▶ PROBLEM TO WORK ON
Lines containing the word "pack" are to be located and copied.

▶ RECORD LIST
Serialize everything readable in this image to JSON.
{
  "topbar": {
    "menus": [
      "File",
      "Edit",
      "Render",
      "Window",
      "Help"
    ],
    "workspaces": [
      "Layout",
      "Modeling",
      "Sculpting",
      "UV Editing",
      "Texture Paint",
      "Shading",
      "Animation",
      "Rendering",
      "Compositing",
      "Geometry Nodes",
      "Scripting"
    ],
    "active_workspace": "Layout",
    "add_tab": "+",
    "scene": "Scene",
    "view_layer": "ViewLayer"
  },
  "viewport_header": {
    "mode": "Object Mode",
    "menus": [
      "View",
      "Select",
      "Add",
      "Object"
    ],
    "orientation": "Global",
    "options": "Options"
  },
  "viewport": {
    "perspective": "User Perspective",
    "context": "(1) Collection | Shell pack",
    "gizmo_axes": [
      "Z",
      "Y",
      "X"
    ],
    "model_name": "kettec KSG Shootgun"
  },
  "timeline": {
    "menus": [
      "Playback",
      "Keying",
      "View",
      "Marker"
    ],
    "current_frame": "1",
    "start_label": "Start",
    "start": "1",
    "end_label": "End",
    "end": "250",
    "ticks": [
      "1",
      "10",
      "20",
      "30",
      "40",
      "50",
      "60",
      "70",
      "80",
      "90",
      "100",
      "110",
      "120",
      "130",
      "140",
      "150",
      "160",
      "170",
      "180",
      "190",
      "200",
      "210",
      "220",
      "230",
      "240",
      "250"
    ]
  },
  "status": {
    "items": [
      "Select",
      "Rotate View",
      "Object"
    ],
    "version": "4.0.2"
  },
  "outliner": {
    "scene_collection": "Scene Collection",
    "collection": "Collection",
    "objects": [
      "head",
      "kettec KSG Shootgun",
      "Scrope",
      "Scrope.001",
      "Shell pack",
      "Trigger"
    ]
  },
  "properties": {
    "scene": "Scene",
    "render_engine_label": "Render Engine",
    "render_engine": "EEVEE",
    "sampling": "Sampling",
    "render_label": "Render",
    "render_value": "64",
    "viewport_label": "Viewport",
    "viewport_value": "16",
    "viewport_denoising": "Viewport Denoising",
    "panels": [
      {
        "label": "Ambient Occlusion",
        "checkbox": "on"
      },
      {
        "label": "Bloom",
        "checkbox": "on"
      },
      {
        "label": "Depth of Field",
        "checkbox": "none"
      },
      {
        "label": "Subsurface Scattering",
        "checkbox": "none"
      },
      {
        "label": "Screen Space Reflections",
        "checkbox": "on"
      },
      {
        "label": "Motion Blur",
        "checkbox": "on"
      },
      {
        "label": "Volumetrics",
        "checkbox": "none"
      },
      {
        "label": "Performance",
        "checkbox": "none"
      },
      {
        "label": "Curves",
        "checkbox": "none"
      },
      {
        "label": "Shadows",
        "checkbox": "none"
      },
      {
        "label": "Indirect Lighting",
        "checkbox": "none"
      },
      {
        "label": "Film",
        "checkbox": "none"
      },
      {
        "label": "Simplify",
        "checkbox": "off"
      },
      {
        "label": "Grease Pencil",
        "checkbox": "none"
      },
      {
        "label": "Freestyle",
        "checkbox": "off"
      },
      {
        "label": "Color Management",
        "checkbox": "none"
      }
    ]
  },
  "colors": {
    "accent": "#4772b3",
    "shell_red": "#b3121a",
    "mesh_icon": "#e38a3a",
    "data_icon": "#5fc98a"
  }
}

▶ TASK OUTPUT
    "context": "(1) Collection | Shell pack",
      "Shell pack",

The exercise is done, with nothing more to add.